■ **Passage shown**

[Mesa-dev] [PATCH 0/7] i965: Stop hanging on Haswell

Jason Ekstrand jason at jlekstrand.net
Tue Jun 13 21:53:20 UTC 2017

As I've been working on converting more things in the GL driver over to
blorp, I've been highly annoyed by all of the hangs on Haswell.  About one
in 3-5 Jenkins runs would hang somewhere.  After looking at about a
half-dozen error states, I noticed that all of the hangs seemed to be on
fast-clear operations (clear or resolve) that happen at the start of a
batch, right after STATE_BASE_ADDRESS.

Haswell seems to be a bit more picky than other hardware about having
fast-clear operations in flight at the same time as regular rendering and
hangs if the two ever overlap.  (Other hardware can get rendering
corruption but not usually hangs.)  Also, Haswell doesn't fully stall if
you just do a RT flush and a CS stall.  The hardware docs refer to
something they call an "end of pipe sync" which is a CS stall with a write
to the workaround BO.  On Haswell, you also need to read from that same
address to create a memory dependency and make sure the system is fully

When you call brw_blorp_resolve_color it calls brw_emit_pipe_control_flush
and does the correct flushes and then calls into core blorp to do the
actual resolve operation.  If the batch doesn't have enough space left in
it for the fast-clear operation, the batch will get split and the
fast-clear will happen in the next batch.  I believe what is happening is
that while we're building the second batch that actually contains the
fast-clear, some other process completes a batch and inserts it between our
PIPE_CONTROL to do the stall and the actual fast-clear.  We then end up
with more stuff in flight than we can handle and the GPU explodes.

(Stored dataset items)
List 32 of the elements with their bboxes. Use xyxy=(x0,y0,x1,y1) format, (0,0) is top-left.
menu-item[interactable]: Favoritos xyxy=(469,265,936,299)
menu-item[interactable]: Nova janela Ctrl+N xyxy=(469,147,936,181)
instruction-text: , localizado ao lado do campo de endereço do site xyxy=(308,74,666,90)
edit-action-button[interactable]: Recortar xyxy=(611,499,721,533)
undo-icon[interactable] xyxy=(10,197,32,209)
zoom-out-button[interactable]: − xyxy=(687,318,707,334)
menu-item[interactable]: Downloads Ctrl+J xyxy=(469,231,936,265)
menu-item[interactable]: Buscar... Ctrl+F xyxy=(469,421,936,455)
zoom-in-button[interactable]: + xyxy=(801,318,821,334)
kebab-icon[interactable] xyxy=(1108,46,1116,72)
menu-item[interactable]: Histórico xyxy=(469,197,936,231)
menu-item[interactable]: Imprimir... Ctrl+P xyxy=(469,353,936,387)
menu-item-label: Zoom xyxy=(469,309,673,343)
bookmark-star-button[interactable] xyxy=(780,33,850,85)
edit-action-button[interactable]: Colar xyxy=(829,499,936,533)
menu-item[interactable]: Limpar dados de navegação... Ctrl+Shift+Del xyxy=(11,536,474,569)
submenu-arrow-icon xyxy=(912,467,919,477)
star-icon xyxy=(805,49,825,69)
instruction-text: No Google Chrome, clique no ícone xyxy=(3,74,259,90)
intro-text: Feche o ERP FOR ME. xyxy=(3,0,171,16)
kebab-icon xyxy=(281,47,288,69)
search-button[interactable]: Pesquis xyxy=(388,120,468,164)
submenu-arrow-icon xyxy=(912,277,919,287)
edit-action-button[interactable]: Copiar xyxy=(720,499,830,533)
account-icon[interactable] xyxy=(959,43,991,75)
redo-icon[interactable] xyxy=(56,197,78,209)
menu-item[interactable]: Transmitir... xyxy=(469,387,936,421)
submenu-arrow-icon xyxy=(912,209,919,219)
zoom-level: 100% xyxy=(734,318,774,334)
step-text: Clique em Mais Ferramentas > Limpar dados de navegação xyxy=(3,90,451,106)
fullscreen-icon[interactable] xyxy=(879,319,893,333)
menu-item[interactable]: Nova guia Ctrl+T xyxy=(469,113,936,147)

■ **Challenges**
a - According to the Haswell patch post, how often did Jenkins runs hang?
b - Can you rewrite the paragraph of the Haswell patch post beginning "When you call brw_blorp_resolve_color" as a short list of its main facts?
c - Which identifiers containing underscores appear in the Haswell patch post?
The records are separate material from the Haswell patch post.

■ **Solutions below**
a - About one in 3-5 Jenkins runs would hang.

b -
- brw_blorp_resolve_color calls brw_emit_pipe_control_flush, does the correct flushes, then calls into core blorp for the actual resolve.
- If the batch lacks space for the fast-clear, the batch is split and the fast-clear happens in the next batch.
- The suspected cause: while the second batch is being built, another process completes a batch and inserts it between the stalling PIPE_CONTROL and the fast-clear.
- This leaves more work in flight than can be handled, and the GPU explodes.

c -
- STATE_BASE_ADDRESS
- brw_blorp_resolve_color
- brw_emit_pipe_control_flush
- PIPE_CONTROL